What you will do:
Check each line of the data below for the word "towards", then extract the ones that have it.

Exercise data:

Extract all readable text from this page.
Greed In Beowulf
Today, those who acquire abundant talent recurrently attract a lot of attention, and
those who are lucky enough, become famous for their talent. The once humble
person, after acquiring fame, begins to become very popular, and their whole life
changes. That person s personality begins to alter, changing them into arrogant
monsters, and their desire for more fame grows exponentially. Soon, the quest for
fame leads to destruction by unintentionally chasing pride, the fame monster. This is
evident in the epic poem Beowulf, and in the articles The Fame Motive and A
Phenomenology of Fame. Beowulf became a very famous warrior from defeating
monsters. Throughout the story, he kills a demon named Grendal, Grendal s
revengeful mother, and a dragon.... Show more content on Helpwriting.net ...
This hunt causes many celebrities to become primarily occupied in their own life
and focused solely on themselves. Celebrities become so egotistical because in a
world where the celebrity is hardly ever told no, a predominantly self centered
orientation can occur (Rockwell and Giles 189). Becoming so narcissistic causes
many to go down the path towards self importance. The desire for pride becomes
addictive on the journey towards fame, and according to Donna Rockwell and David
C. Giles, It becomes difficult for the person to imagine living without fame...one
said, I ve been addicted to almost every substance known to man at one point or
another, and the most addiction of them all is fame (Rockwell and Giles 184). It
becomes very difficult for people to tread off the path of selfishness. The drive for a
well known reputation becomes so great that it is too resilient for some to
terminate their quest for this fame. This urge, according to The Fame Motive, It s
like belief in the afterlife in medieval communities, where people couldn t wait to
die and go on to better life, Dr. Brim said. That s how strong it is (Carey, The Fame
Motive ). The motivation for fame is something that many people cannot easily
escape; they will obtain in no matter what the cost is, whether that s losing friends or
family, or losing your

The answer:
many to go down the path towards self importance. The desire for pride becomes
addictive on the journey towards fame, and according to Donna Rockwell and David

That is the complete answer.